* **PROBLEM TO SOLVE**
Return the count of lines that hold the string "title", with no other words.

* **DATASET EXCERPTS**

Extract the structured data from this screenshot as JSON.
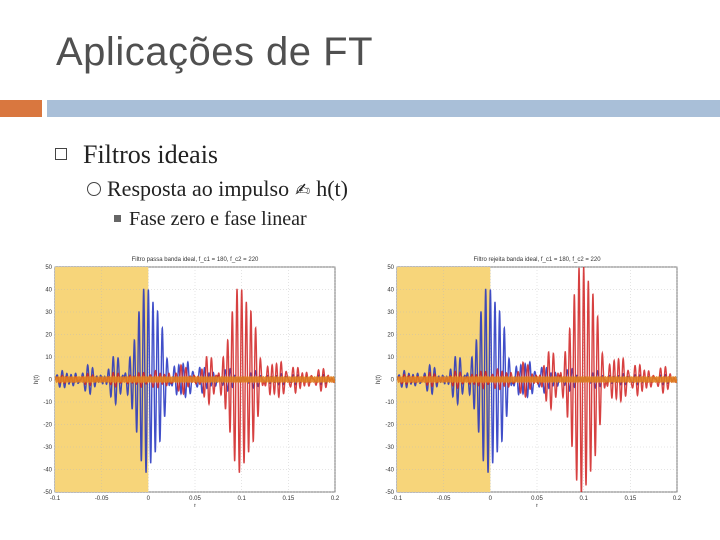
{
  "slide": {
    "title": "Aplicações de FT",
    "bullet_1": "Filtros ideais",
    "bullet_2_prefix": "Resposta ao impulso",
    "bullet_2_arrow": "✍",
    "bullet_2_suffix": "h(t)",
    "bullet_3": "Fase zero e fase linear"
  },
  "chart_data": [
    {
      "type": "line",
      "title": "Filtro passa banda ideal, f_c1 = 180, f_c2 = 220",
      "xlabel": "t",
      "ylabel": "h(t)",
      "xlim": [
        -0.1,
        0.2
      ],
      "ylim": [
        -50,
        50
      ],
      "xticks": [
        "-0.1",
        "-0.05",
        "0",
        "0.05",
        "0.1",
        "0.15",
        "0.2"
      ],
      "yticks": [
        "50",
        "40",
        "30",
        "20",
        "10",
        "0",
        "-10",
        "-20",
        "-30",
        "-40",
        "-50"
      ],
      "shaded_region": [
        -0.1,
        0
      ],
      "series": [
        {
          "color": "#2030c0",
          "center": 0,
          "amplitude": 40
        },
        {
          "color": "#d02020",
          "center": 0.1,
          "amplitude": 40
        },
        {
          "color": "#e08020",
          "center": null,
          "amplitude": 1
        }
      ]
    },
    {
      "type": "line",
      "title": "Filtro rejeita banda ideal, f_c1 = 180, f_c2 = 220",
      "xlabel": "t",
      "ylabel": "h(t)",
      "xlim": [
        -0.1,
        0.2
      ],
      "ylim": [
        -50,
        50
      ],
      "xticks": [
        "-0.1",
        "-0.05",
        "0",
        "0.05",
        "0.1",
        "0.15",
        "0.2"
      ],
      "yticks": [
        "50",
        "40",
        "30",
        "20",
        "10",
        "0",
        "-10",
        "-20",
        "-30",
        "-40",
        "-50"
      ],
      "shaded_region": [
        -0.1,
        0
      ],
      "series": [
        {
          "color": "#2030c0",
          "center": 0,
          "amplitude": 40
        },
        {
          "color": "#d02020",
          "center": 0.1,
          "amplitude": 50
        },
        {
          "color": "#e08020",
          "center": null,
          "amplitude": 1
        }
      ]
    }
  ]
}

* **SOLUTION**
3